EXERCISE DIRECTIONS:
Tally the lines that hold the word "Converted" and reply with that figure only.

※ ※ ※

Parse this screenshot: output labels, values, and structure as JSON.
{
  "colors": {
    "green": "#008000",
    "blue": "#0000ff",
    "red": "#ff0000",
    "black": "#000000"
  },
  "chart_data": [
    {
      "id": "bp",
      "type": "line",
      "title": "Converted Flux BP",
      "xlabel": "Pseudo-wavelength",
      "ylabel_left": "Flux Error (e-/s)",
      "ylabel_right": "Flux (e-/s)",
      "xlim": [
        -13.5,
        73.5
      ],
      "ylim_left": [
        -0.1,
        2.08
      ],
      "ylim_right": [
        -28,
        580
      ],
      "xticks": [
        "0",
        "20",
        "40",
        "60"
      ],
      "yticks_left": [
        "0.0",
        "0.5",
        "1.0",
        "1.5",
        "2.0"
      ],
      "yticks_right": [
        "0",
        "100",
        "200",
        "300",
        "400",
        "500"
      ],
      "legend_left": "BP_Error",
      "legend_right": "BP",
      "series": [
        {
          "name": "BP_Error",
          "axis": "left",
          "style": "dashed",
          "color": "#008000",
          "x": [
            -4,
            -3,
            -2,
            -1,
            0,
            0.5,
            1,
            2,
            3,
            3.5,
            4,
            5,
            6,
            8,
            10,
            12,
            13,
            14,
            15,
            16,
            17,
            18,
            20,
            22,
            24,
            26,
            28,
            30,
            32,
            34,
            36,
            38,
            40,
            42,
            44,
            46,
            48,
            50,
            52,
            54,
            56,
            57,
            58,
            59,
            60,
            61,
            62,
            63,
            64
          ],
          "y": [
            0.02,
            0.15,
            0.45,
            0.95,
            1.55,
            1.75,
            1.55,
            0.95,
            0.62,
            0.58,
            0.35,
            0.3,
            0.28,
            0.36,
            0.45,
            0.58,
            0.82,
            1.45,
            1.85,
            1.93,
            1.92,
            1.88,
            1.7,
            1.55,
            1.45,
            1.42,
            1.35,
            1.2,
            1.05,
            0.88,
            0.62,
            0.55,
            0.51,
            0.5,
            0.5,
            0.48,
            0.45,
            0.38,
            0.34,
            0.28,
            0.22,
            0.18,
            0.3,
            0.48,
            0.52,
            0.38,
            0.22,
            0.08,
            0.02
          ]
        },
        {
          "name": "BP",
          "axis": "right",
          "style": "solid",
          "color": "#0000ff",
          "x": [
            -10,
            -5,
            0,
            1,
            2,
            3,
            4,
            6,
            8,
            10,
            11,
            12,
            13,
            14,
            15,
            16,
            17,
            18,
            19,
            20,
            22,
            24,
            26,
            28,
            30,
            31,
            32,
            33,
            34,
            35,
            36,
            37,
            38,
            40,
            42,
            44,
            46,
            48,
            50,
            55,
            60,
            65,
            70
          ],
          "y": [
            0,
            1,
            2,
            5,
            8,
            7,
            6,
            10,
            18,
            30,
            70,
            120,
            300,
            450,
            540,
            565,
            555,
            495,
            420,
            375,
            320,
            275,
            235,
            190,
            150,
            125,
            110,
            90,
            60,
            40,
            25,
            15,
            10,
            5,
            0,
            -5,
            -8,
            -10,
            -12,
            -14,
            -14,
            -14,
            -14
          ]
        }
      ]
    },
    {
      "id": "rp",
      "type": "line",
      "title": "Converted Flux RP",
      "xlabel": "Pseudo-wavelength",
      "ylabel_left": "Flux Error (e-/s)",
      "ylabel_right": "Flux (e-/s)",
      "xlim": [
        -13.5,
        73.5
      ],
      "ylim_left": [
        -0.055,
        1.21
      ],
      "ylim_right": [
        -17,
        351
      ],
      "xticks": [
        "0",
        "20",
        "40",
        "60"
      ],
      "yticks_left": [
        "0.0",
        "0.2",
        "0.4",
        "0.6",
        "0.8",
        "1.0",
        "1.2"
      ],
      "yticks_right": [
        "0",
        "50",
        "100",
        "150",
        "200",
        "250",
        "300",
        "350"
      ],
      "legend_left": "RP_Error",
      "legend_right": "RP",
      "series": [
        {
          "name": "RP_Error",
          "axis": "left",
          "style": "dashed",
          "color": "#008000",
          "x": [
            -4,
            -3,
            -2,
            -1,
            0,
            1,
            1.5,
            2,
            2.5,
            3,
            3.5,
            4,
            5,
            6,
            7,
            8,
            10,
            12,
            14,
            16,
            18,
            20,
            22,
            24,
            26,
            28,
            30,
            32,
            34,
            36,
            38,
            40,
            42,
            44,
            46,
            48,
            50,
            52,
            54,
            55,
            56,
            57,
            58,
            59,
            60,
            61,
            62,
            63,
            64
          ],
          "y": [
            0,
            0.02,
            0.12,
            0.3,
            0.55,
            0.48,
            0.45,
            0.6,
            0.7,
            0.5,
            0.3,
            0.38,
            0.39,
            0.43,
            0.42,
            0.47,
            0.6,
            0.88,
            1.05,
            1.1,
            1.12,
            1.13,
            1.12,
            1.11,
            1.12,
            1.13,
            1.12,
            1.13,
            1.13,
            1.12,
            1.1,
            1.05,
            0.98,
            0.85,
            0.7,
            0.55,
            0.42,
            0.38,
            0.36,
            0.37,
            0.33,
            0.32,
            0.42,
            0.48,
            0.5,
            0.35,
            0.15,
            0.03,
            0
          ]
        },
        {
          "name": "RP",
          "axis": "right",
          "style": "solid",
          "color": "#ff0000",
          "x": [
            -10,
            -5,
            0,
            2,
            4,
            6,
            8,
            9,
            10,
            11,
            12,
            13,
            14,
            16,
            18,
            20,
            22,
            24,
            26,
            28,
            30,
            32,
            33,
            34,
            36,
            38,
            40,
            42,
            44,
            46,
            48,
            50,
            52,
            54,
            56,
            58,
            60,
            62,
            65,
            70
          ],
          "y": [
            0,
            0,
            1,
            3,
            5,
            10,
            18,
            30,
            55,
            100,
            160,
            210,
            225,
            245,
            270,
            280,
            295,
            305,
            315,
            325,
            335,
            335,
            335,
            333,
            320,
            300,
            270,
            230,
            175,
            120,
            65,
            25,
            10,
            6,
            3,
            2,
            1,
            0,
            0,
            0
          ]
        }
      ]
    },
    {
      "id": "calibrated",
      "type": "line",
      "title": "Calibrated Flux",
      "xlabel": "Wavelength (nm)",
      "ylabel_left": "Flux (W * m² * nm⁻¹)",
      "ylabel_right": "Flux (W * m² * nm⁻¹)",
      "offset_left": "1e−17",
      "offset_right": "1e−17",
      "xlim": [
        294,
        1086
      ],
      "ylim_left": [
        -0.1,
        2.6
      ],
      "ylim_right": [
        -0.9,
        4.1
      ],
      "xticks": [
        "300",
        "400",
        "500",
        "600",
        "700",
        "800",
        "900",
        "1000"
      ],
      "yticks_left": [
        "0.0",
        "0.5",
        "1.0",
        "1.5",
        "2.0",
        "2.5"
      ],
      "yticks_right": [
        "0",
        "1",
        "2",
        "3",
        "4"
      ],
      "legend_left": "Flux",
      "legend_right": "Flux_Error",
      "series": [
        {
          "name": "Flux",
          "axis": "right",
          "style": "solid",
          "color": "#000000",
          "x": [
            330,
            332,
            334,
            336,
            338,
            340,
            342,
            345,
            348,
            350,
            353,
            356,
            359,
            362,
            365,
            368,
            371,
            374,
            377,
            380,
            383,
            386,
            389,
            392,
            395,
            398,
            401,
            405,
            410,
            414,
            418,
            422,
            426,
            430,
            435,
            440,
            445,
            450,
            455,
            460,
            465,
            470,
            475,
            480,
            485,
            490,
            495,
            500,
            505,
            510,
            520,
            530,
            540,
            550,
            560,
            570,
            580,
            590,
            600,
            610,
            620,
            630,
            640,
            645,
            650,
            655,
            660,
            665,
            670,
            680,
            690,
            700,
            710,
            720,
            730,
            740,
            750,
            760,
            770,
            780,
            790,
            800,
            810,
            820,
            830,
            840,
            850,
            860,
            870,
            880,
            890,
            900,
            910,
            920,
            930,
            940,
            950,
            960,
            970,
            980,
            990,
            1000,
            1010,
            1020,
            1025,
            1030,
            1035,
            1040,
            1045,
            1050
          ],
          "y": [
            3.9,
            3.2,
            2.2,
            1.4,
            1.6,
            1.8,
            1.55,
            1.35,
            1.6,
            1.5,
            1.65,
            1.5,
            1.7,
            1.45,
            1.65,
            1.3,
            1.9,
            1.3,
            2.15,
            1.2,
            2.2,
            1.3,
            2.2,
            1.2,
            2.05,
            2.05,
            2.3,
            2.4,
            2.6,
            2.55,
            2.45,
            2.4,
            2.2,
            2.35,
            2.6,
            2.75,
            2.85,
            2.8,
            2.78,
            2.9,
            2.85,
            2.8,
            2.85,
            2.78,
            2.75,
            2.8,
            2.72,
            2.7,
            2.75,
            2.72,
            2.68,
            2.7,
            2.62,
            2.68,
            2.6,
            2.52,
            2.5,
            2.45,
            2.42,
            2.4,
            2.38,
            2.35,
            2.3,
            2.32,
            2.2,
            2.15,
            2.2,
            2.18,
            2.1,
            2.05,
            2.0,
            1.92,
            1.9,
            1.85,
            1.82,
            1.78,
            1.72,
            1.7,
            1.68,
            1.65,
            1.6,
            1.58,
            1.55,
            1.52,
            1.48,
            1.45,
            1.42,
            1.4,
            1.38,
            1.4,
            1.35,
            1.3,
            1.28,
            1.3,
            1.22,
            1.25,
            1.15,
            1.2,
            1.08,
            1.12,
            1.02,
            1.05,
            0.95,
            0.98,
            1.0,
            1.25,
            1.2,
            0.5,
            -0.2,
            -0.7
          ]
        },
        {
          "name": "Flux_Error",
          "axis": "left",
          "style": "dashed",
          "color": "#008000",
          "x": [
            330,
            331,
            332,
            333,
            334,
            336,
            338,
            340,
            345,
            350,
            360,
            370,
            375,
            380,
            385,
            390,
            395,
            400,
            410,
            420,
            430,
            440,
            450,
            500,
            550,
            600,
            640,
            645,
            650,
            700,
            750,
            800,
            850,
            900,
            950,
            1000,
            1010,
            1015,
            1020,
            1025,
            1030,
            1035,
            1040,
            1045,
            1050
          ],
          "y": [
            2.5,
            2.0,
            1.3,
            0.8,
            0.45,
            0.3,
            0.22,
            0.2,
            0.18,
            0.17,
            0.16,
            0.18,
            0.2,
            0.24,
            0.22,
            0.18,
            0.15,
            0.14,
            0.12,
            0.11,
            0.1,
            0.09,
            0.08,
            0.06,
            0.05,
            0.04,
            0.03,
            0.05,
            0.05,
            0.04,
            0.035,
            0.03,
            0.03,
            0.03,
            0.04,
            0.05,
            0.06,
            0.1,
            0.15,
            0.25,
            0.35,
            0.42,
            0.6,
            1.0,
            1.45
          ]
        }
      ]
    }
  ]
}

※ ※ ※

IN RESPONSE:
2